Short task:
Repeat the entire listing exactly.

The records:
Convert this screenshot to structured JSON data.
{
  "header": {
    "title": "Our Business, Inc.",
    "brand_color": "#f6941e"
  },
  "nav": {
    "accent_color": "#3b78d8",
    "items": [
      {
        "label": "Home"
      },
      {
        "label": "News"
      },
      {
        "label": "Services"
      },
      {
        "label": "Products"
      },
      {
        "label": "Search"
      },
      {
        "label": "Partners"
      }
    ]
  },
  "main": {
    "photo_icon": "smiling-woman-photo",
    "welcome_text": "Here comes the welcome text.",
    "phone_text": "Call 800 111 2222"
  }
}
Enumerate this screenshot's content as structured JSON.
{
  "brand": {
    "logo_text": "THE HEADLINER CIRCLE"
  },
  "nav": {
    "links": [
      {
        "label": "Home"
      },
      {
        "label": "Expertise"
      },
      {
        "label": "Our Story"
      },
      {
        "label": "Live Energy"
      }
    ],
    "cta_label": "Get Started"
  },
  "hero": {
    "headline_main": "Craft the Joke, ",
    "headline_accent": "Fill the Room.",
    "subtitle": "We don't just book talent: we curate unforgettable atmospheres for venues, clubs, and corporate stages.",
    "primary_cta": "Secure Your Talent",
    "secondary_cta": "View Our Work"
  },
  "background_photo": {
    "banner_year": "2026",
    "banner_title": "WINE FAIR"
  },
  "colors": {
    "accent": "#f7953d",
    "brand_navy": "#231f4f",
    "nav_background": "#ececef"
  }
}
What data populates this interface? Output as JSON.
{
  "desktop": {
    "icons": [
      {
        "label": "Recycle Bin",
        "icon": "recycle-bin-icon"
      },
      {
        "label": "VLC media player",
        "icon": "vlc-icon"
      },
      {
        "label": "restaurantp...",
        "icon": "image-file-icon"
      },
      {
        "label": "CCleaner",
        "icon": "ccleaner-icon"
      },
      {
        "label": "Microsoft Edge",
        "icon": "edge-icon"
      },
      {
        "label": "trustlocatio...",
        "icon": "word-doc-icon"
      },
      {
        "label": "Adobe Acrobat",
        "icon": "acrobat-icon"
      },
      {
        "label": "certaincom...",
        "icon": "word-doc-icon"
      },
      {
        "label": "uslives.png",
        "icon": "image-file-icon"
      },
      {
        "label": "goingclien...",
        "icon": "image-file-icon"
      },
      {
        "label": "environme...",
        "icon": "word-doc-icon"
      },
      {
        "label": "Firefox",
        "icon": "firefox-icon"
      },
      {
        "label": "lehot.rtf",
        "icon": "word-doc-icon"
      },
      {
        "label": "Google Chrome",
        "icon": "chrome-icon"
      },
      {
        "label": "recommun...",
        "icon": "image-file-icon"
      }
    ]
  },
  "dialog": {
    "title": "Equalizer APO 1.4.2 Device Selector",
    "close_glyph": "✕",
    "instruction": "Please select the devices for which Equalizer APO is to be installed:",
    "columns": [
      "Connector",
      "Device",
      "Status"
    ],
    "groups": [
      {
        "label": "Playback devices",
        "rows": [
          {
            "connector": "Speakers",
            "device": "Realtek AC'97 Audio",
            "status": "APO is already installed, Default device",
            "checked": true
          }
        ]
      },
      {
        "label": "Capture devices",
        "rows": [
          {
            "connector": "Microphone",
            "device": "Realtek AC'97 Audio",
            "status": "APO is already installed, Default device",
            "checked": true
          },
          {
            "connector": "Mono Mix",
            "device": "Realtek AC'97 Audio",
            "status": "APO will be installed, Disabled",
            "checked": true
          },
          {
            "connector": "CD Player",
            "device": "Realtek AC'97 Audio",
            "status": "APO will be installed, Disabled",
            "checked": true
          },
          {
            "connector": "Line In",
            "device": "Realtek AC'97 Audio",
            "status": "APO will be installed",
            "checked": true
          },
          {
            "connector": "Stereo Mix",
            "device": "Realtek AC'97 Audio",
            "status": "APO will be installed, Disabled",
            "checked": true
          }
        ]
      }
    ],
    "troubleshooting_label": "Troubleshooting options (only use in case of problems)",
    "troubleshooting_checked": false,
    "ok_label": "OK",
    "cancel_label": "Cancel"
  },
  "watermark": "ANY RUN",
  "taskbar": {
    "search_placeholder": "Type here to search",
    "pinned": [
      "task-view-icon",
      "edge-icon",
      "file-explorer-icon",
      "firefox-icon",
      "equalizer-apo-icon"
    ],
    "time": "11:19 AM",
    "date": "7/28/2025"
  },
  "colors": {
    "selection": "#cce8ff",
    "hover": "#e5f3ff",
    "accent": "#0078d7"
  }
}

Answer to this exercise:
Convert this screenshot to structured JSON data.
{
  "header": {
    "title": "Our Business, Inc.",
    "brand_color": "#f6941e"
  },
  "nav": {
    "accent_color": "#3b78d8",
    "items": [
      {
        "label": "Home"
      },
      {
        "label": "News"
      },
      {
        "label": "Services"
      },
      {
        "label": "Products"
      },
      {
        "label": "Search"
      },
      {
        "label": "Partners"
      }
    ]
  },
  "main": {
    "photo_icon": "smiling-woman-photo",
    "welcome_text": "Here comes the welcome text.",
    "phone_text": "Call 800 111 2222"
  }
}
Enumerate this screenshot's content as structured JSON.
{
  "brand": {
    "logo_text": "THE HEADLINER CIRCLE"
  },
  "nav": {
    "links": [
      {
        "label": "Home"
      },
      {
        "label": "Expertise"
      },
      {
        "label": "Our Story"
      },
      {
        "label": "Live Energy"
      }
    ],
    "cta_label": "Get Started"
  },
  "hero": {
    "headline_main": "Craft the Joke, ",
    "headline_accent": "Fill the Room.",
    "subtitle": "We don't just book talent: we curate unforgettable atmospheres for venues, clubs, and corporate stages.",
    "primary_cta": "Secure Your Talent",
    "secondary_cta": "View Our Work"
  },
  "background_photo": {
    "banner_year": "2026",
    "banner_title": "WINE FAIR"
  },
  "colors": {
    "accent": "#f7953d",
    "brand_navy": "#231f4f",
    "nav_background": "#ececef"
  }
}
What data populates this interface? Output as JSON.
{
  "desktop": {
    "icons": [
      {
        "label": "Recycle Bin",
        "icon": "recycle-bin-icon"
      },
      {
        "label": "VLC media player",
        "icon": "vlc-icon"
      },
      {
        "label": "restaurantp...",
        "icon": "image-file-icon"
      },
      {
        "label": "CCleaner",
        "icon": "ccleaner-icon"
      },
      {
        "label": "Microsoft Edge",
        "icon": "edge-icon"
      },
      {
        "label": "trustlocatio...",
        "icon": "word-doc-icon"
      },
      {
        "label": "Adobe Acrobat",
        "icon": "acrobat-icon"
      },
      {
        "label": "certaincom...",
        "icon": "word-doc-icon"
      },
      {
        "label": "uslives.png",
        "icon": "image-file-icon"
      },
      {
        "label": "goingclien...",
        "icon": "image-file-icon"
      },
      {
        "label": "environme...",
        "icon": "word-doc-icon"
      },
      {
        "label": "Firefox",
        "icon": "firefox-icon"
      },
      {
        "label": "lehot.rtf",
        "icon": "word-doc-icon"
      },
      {
        "label": "Google Chrome",
        "icon": "chrome-icon"
      },
      {
        "label": "recommun...",
        "icon": "image-file-icon"
      }
    ]
  },
  "dialog": {
    "title": "Equalizer APO 1.4.2 Device Selector",
    "close_glyph": "✕",
    "instruction": "Please select the devices for which Equalizer APO is to be installed:",
    "columns": [
      "Connector",
      "Device",
      "Status"
    ],
    "groups": [
      {
        "label": "Playback devices",
        "rows": [
          {
            "connector": "Speakers",
            "device": "Realtek AC'97 Audio",
            "status": "APO is already installed, Default device",
            "checked": true
          }
        ]
      },
      {
        "label": "Capture devices",
        "rows": [
          {
            "connector": "Microphone",
            "device": "Realtek AC'97 Audio",
            "status": "APO is already installed, Default device",
            "checked": true
          },
          {
            "connector": "Mono Mix",
            "device": "Realtek AC'97 Audio",
            "status": "APO will be installed, Disabled",
            "checked": true
          },
          {
            "connector": "CD Player",
            "device": "Realtek AC'97 Audio",
            "status": "APO will be installed, Disabled",
            "checked": true
          },
          {
            "connector": "Line In",
            "device": "Realtek AC'97 Audio",
            "status": "APO will be installed",
            "checked": true
          },
          {
            "connector": "Stereo Mix",
            "device": "Realtek AC'97 Audio",
            "status": "APO will be installed, Disabled",
            "checked": true
          }
        ]
      }
    ],
    "troubleshooting_label": "Troubleshooting options (only use in case of problems)",
    "troubleshooting_checked": false,
    "ok_label": "OK",
    "cancel_label": "Cancel"
  },
  "watermark": "ANY RUN",
  "taskbar": {
    "search_placeholder": "Type here to search",
    "pinned": [
      "task-view-icon",
      "edge-icon",
      "file-explorer-icon",
      "firefox-icon",
      "equalizer-apo-icon"
    ],
    "time": "11:19 AM",
    "date": "7/28/2025"
  },
  "colors": {
    "selection": "#cce8ff",
    "hover": "#e5f3ff",
    "accent": "#0078d7"
  }
}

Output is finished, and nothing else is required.